# start of RECORDS FOR PROCESSING
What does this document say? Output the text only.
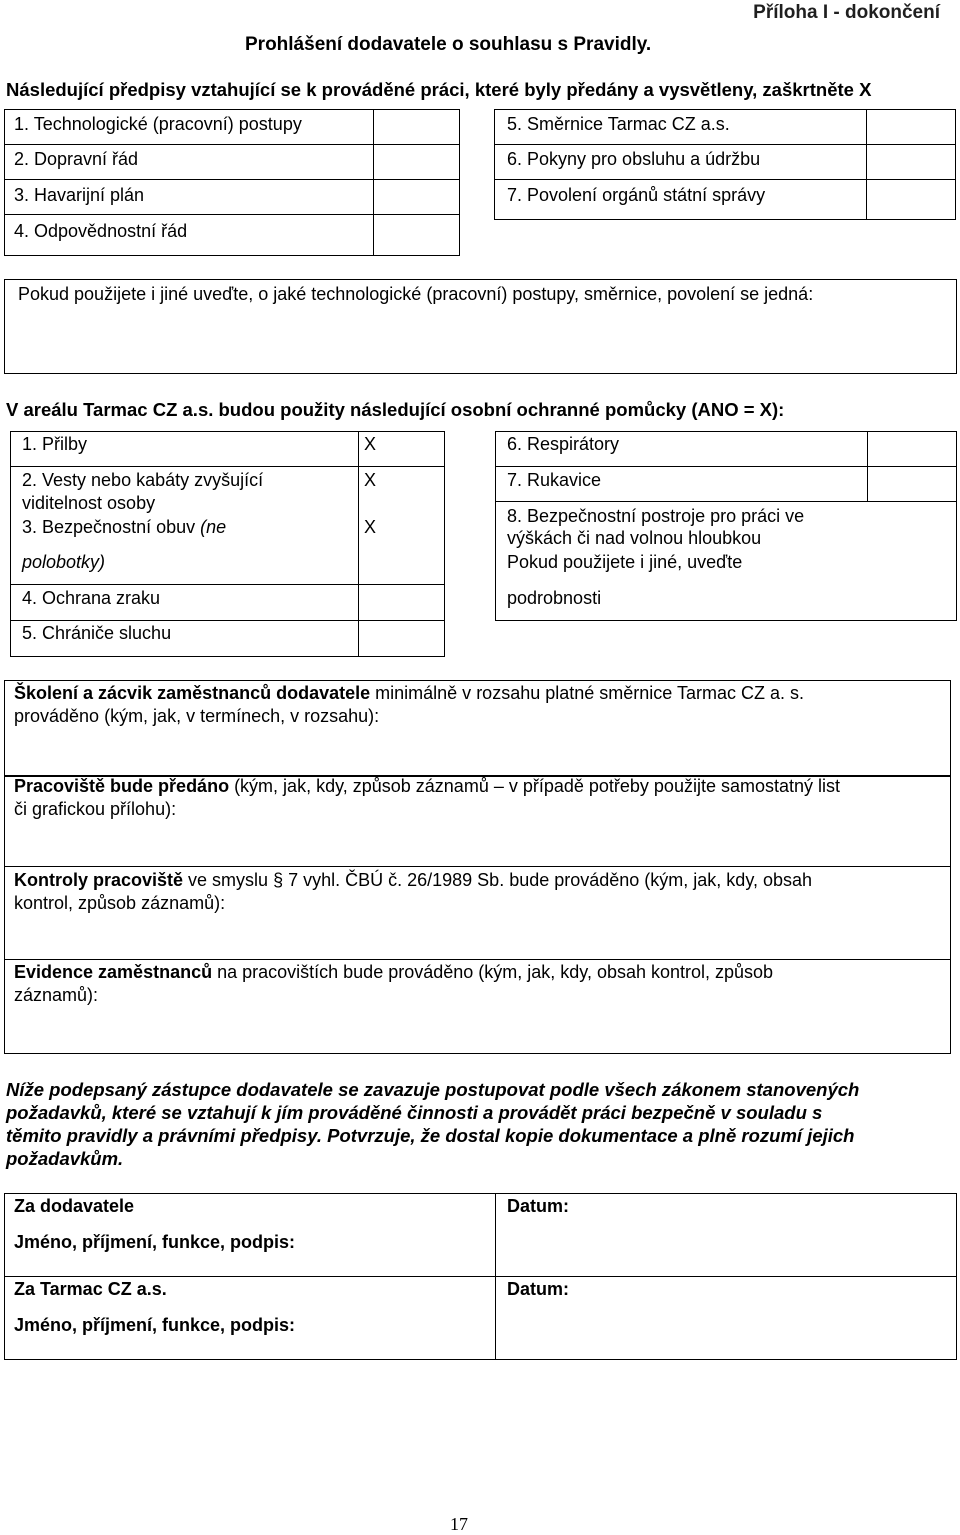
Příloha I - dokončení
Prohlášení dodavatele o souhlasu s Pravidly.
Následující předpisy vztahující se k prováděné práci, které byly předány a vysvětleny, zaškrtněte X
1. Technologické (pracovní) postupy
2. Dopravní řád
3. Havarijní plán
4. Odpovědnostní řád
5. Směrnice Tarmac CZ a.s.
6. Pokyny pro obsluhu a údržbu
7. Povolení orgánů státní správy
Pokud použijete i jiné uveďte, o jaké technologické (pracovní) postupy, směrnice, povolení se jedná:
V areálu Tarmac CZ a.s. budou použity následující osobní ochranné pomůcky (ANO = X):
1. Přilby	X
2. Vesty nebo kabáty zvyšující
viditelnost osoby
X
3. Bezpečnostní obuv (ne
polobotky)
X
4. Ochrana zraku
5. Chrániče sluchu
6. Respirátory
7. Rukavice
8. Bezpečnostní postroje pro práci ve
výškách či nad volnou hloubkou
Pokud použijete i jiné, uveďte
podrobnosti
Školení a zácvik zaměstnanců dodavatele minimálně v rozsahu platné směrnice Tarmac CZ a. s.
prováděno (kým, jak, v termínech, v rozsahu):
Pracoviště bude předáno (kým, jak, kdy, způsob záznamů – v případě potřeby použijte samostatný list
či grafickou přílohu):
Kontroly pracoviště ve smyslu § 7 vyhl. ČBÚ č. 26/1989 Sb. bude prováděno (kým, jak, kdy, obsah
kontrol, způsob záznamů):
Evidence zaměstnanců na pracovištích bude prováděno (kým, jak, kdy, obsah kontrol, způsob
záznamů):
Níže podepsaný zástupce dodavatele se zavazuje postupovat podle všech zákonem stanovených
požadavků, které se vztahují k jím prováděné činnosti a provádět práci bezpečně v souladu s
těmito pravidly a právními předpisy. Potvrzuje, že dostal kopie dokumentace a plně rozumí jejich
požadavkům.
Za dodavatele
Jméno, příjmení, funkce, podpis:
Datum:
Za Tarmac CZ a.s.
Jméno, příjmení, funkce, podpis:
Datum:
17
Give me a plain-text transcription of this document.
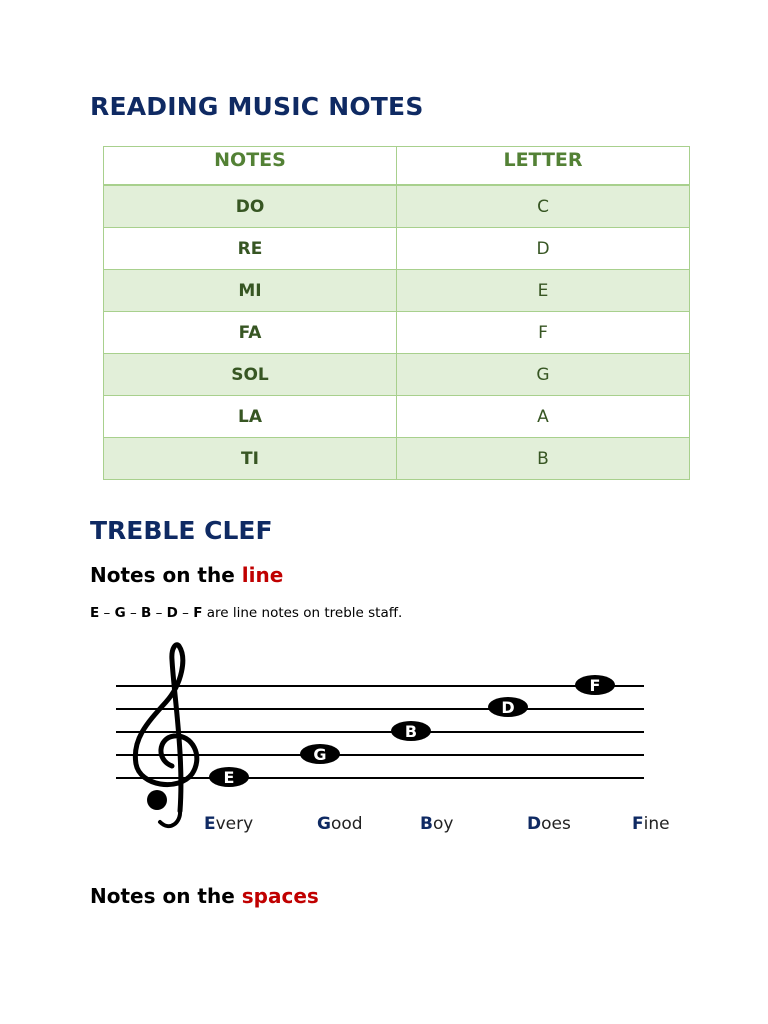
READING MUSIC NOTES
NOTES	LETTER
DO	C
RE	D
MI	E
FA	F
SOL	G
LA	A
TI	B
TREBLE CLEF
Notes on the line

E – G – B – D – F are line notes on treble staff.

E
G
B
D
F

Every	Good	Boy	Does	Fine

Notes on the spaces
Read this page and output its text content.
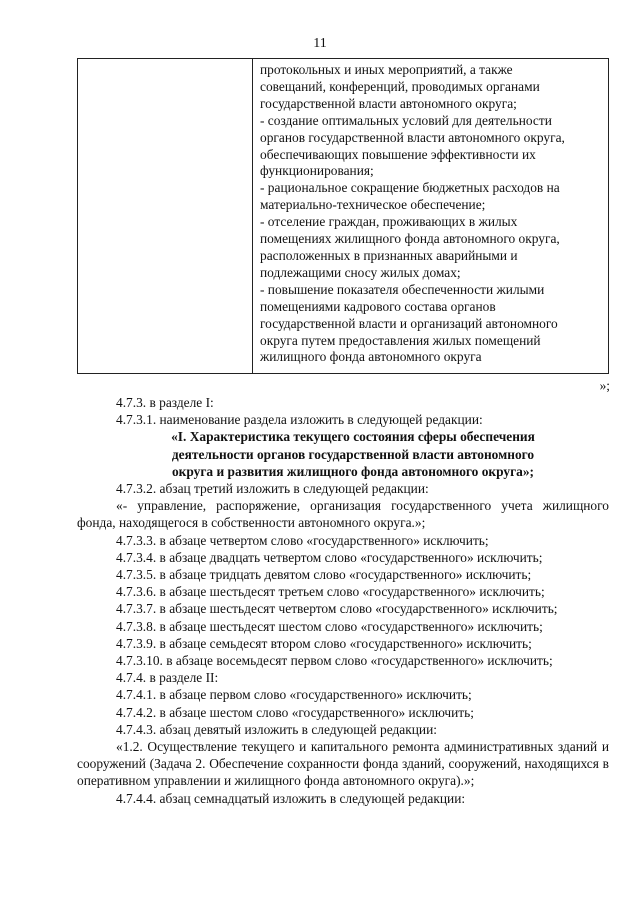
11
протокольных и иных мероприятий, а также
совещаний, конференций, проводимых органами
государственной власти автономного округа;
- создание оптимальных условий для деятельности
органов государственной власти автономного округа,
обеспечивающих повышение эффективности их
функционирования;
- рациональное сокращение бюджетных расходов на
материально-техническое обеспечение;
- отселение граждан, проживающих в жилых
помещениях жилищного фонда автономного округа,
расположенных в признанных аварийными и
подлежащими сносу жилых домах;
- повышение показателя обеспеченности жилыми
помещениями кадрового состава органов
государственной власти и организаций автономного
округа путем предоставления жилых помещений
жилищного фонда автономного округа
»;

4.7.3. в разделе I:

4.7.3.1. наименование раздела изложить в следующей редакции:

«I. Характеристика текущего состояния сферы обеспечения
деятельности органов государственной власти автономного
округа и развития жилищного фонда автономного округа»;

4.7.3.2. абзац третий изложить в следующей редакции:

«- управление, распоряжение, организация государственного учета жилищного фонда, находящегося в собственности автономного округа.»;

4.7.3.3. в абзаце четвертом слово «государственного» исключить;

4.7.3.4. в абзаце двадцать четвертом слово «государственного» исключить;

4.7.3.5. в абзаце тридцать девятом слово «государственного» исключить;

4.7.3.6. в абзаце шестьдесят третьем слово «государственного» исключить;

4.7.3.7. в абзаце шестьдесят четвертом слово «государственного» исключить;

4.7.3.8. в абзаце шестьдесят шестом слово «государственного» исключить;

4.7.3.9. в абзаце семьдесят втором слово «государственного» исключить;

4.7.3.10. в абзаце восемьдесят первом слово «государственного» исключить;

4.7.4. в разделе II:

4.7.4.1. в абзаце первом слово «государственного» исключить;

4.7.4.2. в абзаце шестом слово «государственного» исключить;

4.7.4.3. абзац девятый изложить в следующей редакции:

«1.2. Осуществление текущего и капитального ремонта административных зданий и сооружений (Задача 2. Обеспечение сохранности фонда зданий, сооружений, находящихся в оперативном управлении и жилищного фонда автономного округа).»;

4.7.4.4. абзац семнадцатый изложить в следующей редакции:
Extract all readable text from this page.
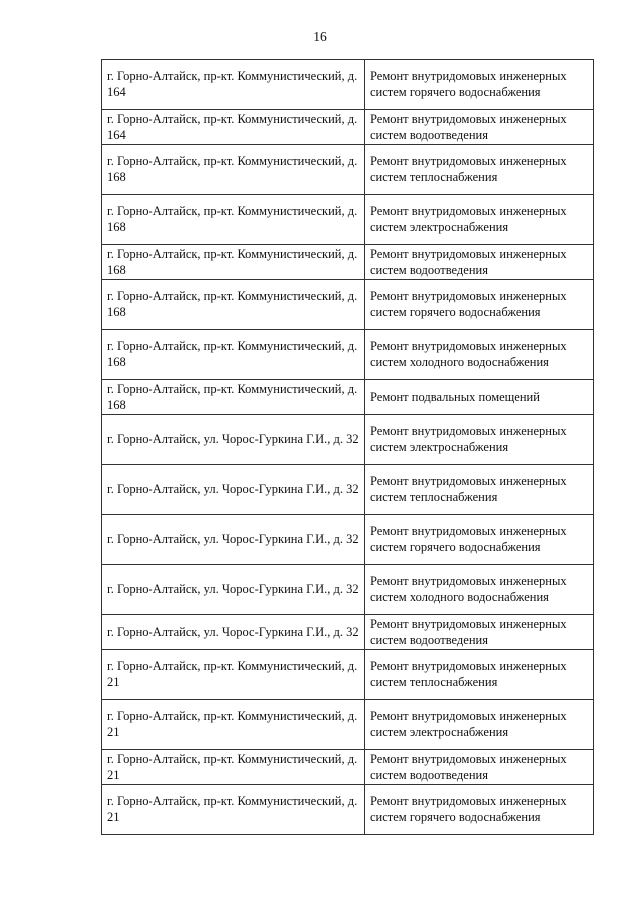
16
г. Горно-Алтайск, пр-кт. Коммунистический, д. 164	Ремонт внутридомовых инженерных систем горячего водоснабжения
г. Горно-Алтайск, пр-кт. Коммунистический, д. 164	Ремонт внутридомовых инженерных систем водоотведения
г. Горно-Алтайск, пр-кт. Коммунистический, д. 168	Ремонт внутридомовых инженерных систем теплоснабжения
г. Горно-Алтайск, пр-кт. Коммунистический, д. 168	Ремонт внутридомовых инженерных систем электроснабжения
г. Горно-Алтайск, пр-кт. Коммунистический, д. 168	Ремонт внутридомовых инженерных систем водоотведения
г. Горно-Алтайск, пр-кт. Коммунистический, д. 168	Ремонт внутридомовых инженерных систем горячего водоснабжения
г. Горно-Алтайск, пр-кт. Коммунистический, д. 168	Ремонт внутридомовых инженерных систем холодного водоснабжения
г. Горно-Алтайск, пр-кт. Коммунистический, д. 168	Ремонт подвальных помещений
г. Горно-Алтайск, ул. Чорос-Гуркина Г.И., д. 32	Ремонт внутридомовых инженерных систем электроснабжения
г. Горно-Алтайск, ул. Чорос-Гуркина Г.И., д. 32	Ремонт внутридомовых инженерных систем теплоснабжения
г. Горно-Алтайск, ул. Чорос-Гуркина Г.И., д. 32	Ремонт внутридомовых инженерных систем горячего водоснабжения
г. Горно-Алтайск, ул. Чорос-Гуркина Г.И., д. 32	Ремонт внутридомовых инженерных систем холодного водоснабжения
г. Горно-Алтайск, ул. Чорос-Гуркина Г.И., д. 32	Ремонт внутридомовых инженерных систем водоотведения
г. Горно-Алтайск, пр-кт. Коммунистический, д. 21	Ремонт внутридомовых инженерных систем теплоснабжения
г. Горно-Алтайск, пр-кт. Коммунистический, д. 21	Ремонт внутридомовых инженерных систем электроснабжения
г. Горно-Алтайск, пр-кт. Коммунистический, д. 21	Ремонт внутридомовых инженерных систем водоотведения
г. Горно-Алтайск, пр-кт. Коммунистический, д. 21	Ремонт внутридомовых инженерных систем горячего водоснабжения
# end of RECORDS FOR PROCESSING
▸ TASK DIRECTIONS
Determine how many lines of the listing hold the word "Гуркина" and reply with that figure alone.

▸ THE RESULT
5